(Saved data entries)

++++++++++++++++++++

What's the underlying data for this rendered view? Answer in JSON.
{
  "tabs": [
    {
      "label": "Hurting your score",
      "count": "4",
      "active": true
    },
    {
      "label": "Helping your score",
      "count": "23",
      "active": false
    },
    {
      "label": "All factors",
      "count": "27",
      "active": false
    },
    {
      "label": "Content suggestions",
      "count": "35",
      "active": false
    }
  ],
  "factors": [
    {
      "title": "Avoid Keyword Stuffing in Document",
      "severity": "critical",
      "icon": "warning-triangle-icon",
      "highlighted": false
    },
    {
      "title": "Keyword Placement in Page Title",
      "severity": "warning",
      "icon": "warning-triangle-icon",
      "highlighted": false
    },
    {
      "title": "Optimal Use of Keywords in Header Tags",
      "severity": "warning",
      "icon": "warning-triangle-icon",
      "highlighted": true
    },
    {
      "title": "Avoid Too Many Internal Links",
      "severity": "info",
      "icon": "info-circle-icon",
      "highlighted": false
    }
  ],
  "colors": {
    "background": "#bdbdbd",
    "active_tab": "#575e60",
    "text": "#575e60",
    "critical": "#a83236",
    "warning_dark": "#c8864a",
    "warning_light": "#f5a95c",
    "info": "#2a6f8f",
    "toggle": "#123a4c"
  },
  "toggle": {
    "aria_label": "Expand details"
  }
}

++++++++++++++++++++

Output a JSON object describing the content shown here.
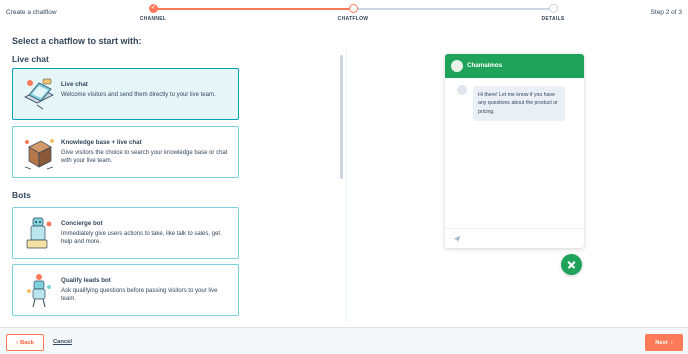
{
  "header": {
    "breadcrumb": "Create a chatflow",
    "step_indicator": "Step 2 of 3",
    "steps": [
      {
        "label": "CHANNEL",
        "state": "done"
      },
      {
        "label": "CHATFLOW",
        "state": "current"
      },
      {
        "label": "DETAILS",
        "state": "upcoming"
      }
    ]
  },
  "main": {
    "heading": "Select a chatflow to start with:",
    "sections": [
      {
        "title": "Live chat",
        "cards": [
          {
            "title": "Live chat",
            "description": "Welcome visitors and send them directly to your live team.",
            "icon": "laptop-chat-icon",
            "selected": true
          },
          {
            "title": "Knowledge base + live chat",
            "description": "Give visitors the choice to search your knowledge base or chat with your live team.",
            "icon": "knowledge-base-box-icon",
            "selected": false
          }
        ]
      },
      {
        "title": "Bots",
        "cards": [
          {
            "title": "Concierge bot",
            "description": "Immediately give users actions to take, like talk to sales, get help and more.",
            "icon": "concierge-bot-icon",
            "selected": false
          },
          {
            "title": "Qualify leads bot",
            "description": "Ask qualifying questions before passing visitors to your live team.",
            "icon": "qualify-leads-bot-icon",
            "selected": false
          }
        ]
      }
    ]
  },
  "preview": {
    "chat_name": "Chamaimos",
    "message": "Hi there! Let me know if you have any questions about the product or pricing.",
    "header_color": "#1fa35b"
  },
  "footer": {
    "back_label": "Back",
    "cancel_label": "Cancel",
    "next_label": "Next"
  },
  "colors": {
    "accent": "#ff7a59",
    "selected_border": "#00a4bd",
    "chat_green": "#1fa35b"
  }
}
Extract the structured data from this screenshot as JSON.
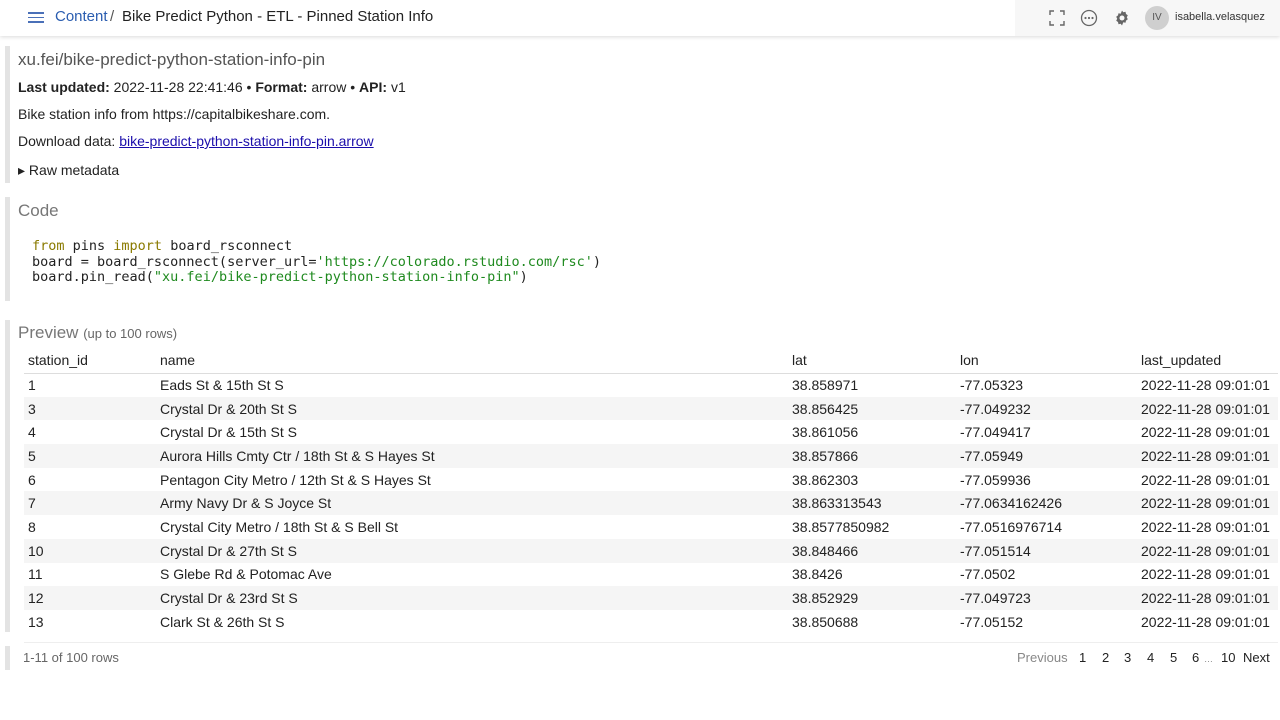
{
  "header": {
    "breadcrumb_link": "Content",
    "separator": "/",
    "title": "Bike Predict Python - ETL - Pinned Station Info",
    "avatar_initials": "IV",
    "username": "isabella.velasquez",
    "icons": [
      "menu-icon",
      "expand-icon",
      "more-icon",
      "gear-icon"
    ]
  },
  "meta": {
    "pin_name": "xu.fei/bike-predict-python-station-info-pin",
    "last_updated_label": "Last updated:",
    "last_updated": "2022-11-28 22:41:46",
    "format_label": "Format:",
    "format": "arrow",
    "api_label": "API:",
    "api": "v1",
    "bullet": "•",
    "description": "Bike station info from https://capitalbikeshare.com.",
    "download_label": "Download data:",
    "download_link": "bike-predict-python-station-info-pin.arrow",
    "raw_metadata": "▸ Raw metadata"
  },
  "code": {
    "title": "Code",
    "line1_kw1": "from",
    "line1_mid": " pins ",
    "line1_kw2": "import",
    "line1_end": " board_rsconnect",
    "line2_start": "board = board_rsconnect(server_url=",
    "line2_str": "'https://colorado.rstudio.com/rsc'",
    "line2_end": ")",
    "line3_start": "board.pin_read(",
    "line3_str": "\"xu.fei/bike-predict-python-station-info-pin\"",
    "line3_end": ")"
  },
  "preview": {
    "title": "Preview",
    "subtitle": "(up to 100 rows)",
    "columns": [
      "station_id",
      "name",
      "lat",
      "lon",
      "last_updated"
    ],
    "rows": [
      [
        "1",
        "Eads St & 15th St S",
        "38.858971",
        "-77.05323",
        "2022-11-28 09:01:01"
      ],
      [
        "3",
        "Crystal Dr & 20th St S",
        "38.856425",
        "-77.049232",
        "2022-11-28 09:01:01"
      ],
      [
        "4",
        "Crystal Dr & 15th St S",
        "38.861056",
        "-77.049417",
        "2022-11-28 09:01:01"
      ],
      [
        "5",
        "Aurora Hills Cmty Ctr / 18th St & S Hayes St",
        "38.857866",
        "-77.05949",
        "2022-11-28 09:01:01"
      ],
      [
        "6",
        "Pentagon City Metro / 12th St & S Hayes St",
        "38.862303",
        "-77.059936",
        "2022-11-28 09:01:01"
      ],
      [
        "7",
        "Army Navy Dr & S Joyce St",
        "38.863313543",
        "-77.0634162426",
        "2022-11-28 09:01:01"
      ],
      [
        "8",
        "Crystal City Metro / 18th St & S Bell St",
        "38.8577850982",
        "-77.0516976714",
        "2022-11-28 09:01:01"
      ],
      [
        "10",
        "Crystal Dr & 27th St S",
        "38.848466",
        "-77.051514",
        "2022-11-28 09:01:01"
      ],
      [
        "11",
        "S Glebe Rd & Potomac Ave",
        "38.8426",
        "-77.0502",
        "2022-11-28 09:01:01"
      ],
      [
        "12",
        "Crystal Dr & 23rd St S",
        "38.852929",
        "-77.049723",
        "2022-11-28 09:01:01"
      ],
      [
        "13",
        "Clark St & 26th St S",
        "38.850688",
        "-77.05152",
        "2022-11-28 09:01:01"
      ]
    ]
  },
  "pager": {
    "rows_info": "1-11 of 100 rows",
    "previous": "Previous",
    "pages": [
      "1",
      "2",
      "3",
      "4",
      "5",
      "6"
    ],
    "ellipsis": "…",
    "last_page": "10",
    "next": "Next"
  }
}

++++++++++++++++++++

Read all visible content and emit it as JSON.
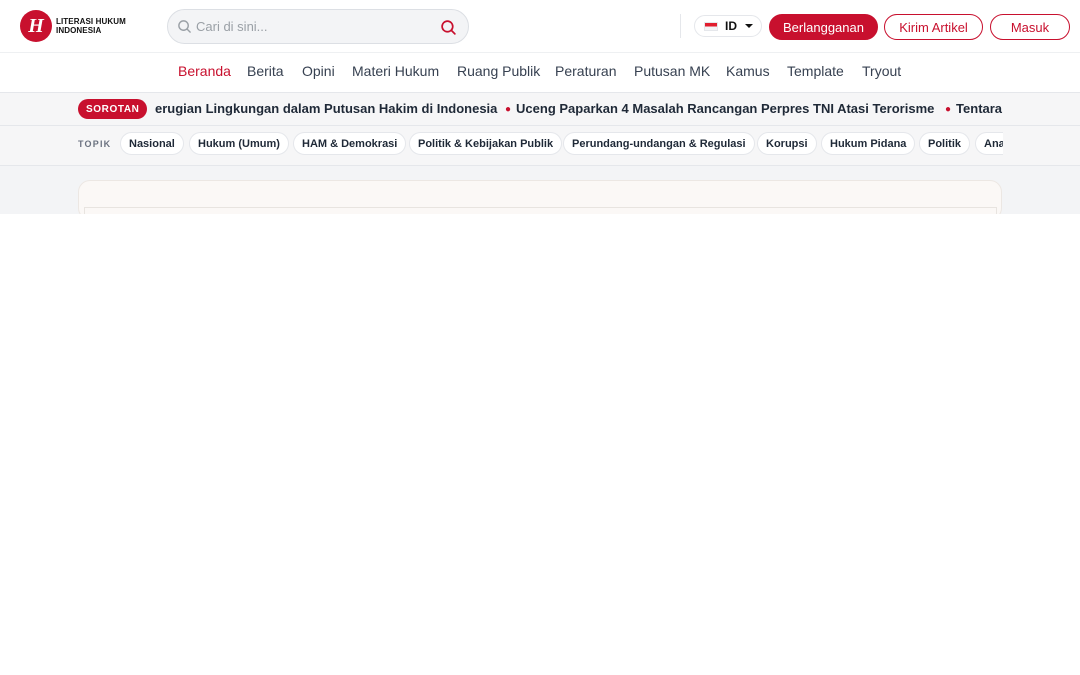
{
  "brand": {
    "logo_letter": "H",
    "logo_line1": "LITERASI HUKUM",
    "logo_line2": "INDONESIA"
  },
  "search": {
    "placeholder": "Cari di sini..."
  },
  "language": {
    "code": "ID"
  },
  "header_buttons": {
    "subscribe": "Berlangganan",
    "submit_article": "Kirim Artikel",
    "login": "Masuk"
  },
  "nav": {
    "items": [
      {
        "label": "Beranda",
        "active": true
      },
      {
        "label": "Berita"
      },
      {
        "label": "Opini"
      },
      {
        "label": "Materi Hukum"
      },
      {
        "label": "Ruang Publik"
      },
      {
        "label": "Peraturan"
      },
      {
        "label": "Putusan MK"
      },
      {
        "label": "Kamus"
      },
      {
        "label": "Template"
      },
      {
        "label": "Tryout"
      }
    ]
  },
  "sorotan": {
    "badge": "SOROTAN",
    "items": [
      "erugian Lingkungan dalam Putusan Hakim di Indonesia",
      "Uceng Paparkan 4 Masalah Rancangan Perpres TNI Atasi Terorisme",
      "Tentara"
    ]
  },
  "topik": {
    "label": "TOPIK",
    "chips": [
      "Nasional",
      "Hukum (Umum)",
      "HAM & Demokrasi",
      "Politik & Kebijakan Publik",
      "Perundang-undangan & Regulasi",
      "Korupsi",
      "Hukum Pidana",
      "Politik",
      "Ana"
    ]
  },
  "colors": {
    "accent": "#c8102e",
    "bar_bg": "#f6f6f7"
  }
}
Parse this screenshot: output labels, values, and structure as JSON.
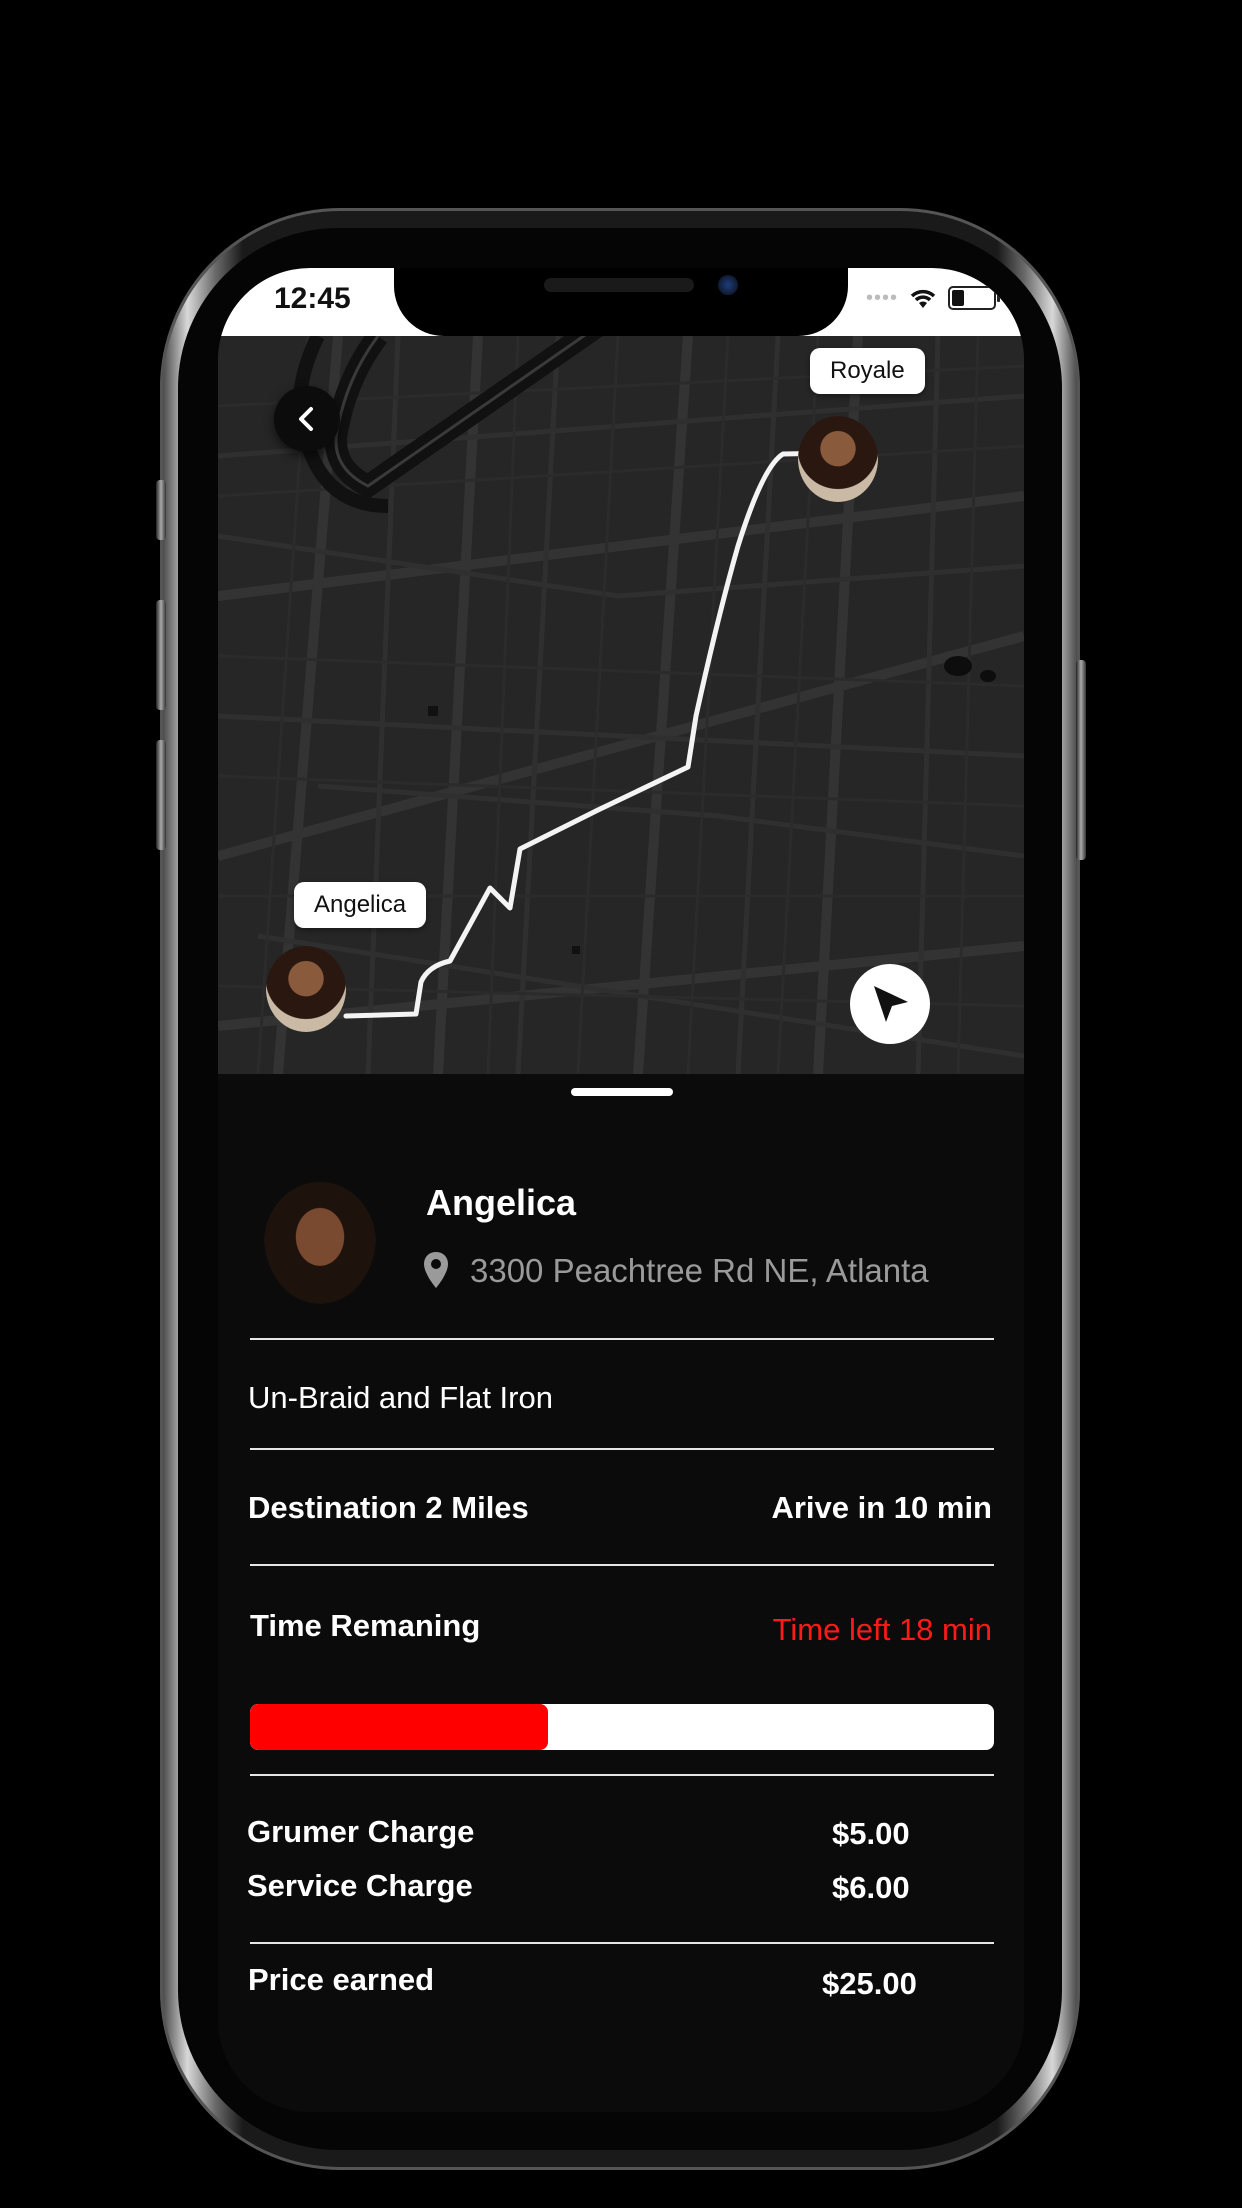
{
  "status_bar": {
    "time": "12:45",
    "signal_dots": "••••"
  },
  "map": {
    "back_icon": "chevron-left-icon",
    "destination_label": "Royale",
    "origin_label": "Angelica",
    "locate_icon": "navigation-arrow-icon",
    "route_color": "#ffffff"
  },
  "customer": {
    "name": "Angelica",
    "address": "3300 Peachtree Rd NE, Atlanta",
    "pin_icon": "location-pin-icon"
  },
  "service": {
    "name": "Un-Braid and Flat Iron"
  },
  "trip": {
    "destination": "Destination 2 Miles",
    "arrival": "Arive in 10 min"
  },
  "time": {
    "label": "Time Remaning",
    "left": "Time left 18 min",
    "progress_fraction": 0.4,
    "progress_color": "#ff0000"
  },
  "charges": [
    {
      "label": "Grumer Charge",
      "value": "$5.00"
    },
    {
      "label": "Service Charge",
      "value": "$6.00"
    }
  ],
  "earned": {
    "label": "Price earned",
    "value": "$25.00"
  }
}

++++++++++++++++++++

- Instructions to follow:
Gather up the lines that contain the word "with".

- Solution to the problem:
    "heading": "Select a chatflow to start with:",
            "description": "Give visitors the choice to search your knowledge base or chat with your live team.",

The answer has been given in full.